Saved entries
━━━━━━━━━━━━━━━━━━━━━━━━━━━━━━

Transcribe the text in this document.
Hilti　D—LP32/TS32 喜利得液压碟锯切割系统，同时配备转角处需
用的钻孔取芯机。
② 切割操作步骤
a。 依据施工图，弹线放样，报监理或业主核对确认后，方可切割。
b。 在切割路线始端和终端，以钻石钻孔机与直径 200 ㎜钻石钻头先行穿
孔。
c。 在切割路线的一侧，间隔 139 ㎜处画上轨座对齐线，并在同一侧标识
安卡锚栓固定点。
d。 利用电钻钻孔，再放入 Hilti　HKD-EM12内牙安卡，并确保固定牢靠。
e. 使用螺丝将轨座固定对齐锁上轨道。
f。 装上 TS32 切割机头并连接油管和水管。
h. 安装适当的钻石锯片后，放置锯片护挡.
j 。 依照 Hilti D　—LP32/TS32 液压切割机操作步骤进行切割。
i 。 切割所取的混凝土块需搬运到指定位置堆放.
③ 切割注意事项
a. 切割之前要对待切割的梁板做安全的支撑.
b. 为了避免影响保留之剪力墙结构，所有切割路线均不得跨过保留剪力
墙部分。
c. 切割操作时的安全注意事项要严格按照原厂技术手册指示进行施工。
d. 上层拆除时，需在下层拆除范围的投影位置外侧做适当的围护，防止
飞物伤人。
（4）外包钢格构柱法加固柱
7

━━━━━━━━━━━━━━━━━━━━━━━━━━━━━━

WHAT YOU HAVE TO DO: From the records above, extract every entry exactly as given.

RESULT OF THE TASK:
Transcribe the text in this document.
Hilti　D—LP32/TS32 喜利得液压碟锯切割系统，同时配备转角处需
用的钻孔取芯机。
② 切割操作步骤
a。 依据施工图，弹线放样，报监理或业主核对确认后，方可切割。
b。 在切割路线始端和终端，以钻石钻孔机与直径 200 ㎜钻石钻头先行穿
孔。
c。 在切割路线的一侧，间隔 139 ㎜处画上轨座对齐线，并在同一侧标识
安卡锚栓固定点。
d。 利用电钻钻孔，再放入 Hilti　HKD-EM12内牙安卡，并确保固定牢靠。
e. 使用螺丝将轨座固定对齐锁上轨道。
f。 装上 TS32 切割机头并连接油管和水管。
h. 安装适当的钻石锯片后，放置锯片护挡.
j 。 依照 Hilti D　—LP32/TS32 液压切割机操作步骤进行切割。
i 。 切割所取的混凝土块需搬运到指定位置堆放.
③ 切割注意事项
a. 切割之前要对待切割的梁板做安全的支撑.
b. 为了避免影响保留之剪力墙结构，所有切割路线均不得跨过保留剪力
墙部分。
c. 切割操作时的安全注意事项要严格按照原厂技术手册指示进行施工。
d. 上层拆除时，需在下层拆除范围的投影位置外侧做适当的围护，防止
飞物伤人。
（4）外包钢格构柱法加固柱
7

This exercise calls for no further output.